What to do: Read the listing and extract each line that includes the word "title".

Dataset records:
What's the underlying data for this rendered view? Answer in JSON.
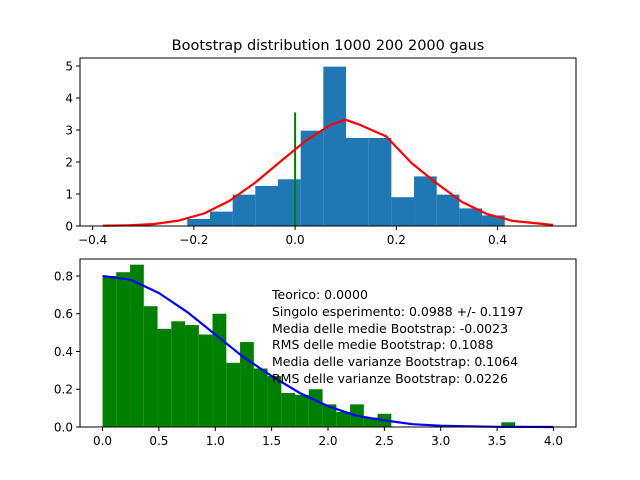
{
  "chart_data": [
    {
      "type": "bar",
      "title": "Bootstrap distribution 1000 200 2000 gaus",
      "xlabel": "",
      "ylabel": "",
      "xlim": [
        -0.425,
        0.555
      ],
      "ylim": [
        0,
        5.25
      ],
      "xticks": [
        -0.4,
        -0.2,
        0.0,
        0.2,
        0.4
      ],
      "xtick_labels": [
        "−0.4",
        "−0.2",
        "0.0",
        "0.2",
        "0.4"
      ],
      "yticks": [
        0,
        1,
        2,
        3,
        4,
        5
      ],
      "ytick_labels": [
        "0",
        "1",
        "2",
        "3",
        "4",
        "5"
      ],
      "grid": false,
      "histogram": {
        "color": "#1f77b4",
        "bin_edges": [
          -0.213,
          -0.1682,
          -0.1234,
          -0.0786,
          -0.0338,
          0.011,
          0.0558,
          0.1006,
          0.1454,
          0.1902,
          0.235,
          0.2798,
          0.3246,
          0.3694,
          0.4142
        ],
        "heights": [
          0.22,
          0.45,
          0.98,
          1.25,
          1.46,
          2.98,
          4.98,
          2.75,
          2.75,
          0.9,
          1.55,
          0.98,
          0.55,
          0.33
        ]
      },
      "fit_curve": {
        "color": "#ff0000",
        "x": [
          -0.38,
          -0.33,
          -0.28,
          -0.23,
          -0.18,
          -0.13,
          -0.08,
          -0.03,
          0.02,
          0.07,
          0.1,
          0.13,
          0.18,
          0.23,
          0.28,
          0.33,
          0.38,
          0.43,
          0.51
        ],
        "y": [
          0.01,
          0.02,
          0.06,
          0.17,
          0.39,
          0.78,
          1.34,
          2.0,
          2.65,
          3.16,
          3.32,
          3.15,
          2.8,
          1.97,
          1.33,
          0.75,
          0.37,
          0.16,
          0.03
        ]
      },
      "vline": {
        "color": "#008000",
        "x": 0.0,
        "ymin": 0.0,
        "ymax": 3.55
      }
    },
    {
      "type": "bar",
      "title": "",
      "xlabel": "",
      "ylabel": "",
      "xlim": [
        -0.2,
        4.2
      ],
      "ylim": [
        0,
        0.89
      ],
      "xticks": [
        0.0,
        0.5,
        1.0,
        1.5,
        2.0,
        2.5,
        3.0,
        3.5,
        4.0
      ],
      "xtick_labels": [
        "0.0",
        "0.5",
        "1.0",
        "1.5",
        "2.0",
        "2.5",
        "3.0",
        "3.5",
        "4.0"
      ],
      "yticks": [
        0.0,
        0.2,
        0.4,
        0.6,
        0.8
      ],
      "ytick_labels": [
        "0.0",
        "0.2",
        "0.4",
        "0.6",
        "0.8"
      ],
      "grid": false,
      "histogram": {
        "color": "#008000",
        "bin_start": 0.0,
        "bin_width": 0.122,
        "heights": [
          0.8,
          0.82,
          0.86,
          0.64,
          0.52,
          0.56,
          0.54,
          0.49,
          0.6,
          0.34,
          0.45,
          0.31,
          0.27,
          0.18,
          0.17,
          0.2,
          0.12,
          0.08,
          0.12,
          0.05,
          0.07,
          0.0,
          0.0,
          0.0,
          0.0,
          0.0,
          0.0,
          0.0,
          0.0,
          0.025
        ]
      },
      "fit_curve": {
        "color": "#0000ff",
        "x": [
          0.0,
          0.25,
          0.5,
          0.75,
          1.0,
          1.25,
          1.5,
          1.75,
          2.0,
          2.25,
          2.5,
          2.75,
          3.0,
          3.25,
          3.5,
          3.75,
          4.0
        ],
        "y": [
          0.8,
          0.78,
          0.71,
          0.61,
          0.49,
          0.37,
          0.27,
          0.18,
          0.11,
          0.06,
          0.035,
          0.015,
          0.007,
          0.003,
          0.001,
          0.0005,
          0.0
        ]
      },
      "annotations": [
        "Teorico:  0.0000",
        "Singolo esperimento:  0.0988 +/-  0.1197",
        "Media delle medie Bootstrap: -0.0023",
        "RMS delle medie Bootstrap:  0.1088",
        "Media delle varianze Bootstrap:  0.1064",
        "RMS delle varianze Bootstrap:  0.0226"
      ]
    }
  ]
}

The output:
      "title": "Bootstrap distribution 1000 200 2000 gaus",
      "title": "",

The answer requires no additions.